* begin SUPPLIED DATA *

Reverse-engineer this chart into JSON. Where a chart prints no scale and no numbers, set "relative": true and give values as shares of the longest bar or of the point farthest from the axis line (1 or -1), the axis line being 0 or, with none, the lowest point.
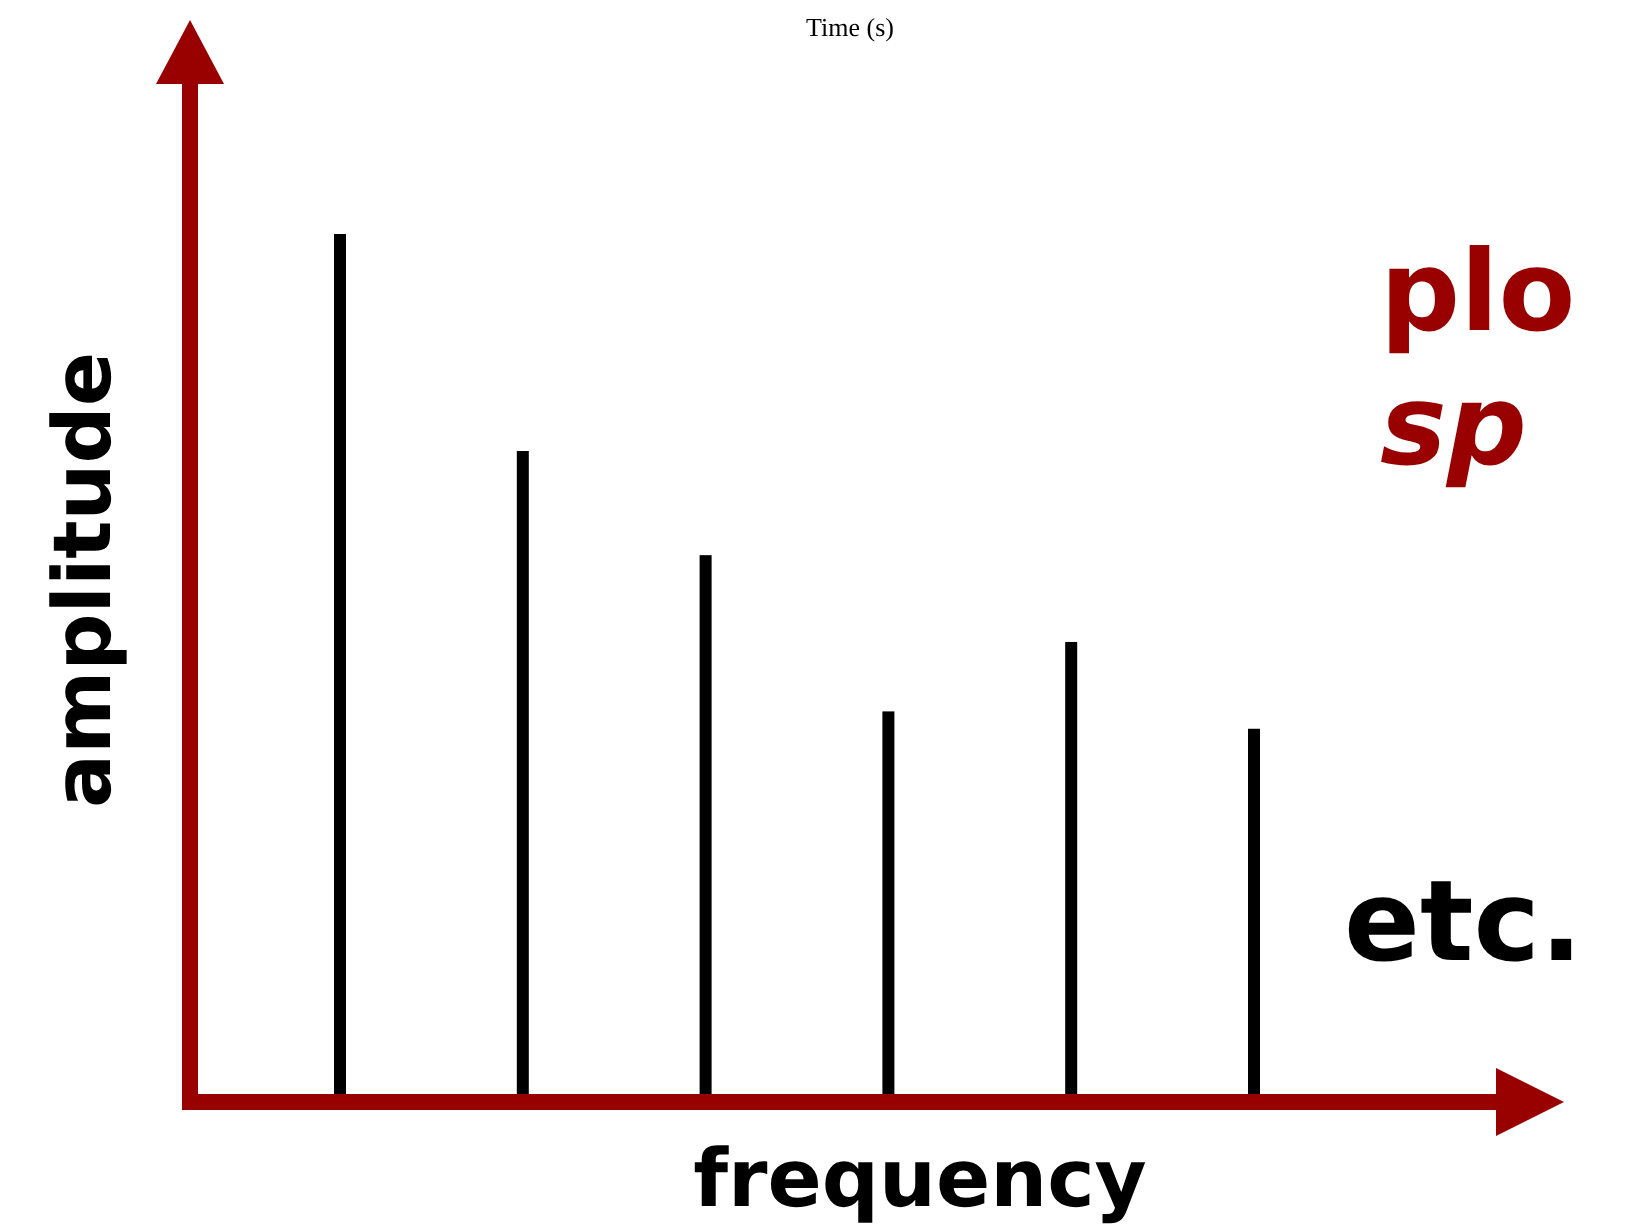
{
  "chart_data": {
    "type": "bar",
    "title": "Time (s)",
    "xlabel": "frequency",
    "ylabel": "amplitude",
    "relative": true,
    "categories": [
      null,
      null,
      null,
      null,
      null,
      null
    ],
    "values": [
      1,
      0.75,
      0.63,
      0.45,
      0.53,
      0.43
    ],
    "color": "#000000",
    "annotations": [
      "plo",
      "sp",
      "etc."
    ]
  }
}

* end SUPPLIED DATA *

YOUR INSTRUCTIONS: Set the listing down in full and exactly. Pictures within it should not appear in the copy.

SOLUTION FOR THIS TASK:
Reverse-engineer this chart into JSON. Where a chart prints no scale and no numbers, set "relative": true and give values as shares of the longest bar or of the point farthest from the axis line (1 or -1), the axis line being 0 or, with none, the lowest point.
{
  "chart_data": {
    "type": "bar",
    "title": "Time (s)",
    "xlabel": "frequency",
    "ylabel": "amplitude",
    "relative": true,
    "categories": [
      null,
      null,
      null,
      null,
      null,
      null
    ],
    "values": [
      1,
      0.75,
      0.63,
      0.45,
      0.53,
      0.43
    ],
    "color": "#000000",
    "annotations": [
      "plo",
      "sp",
      "etc."
    ]
  }
}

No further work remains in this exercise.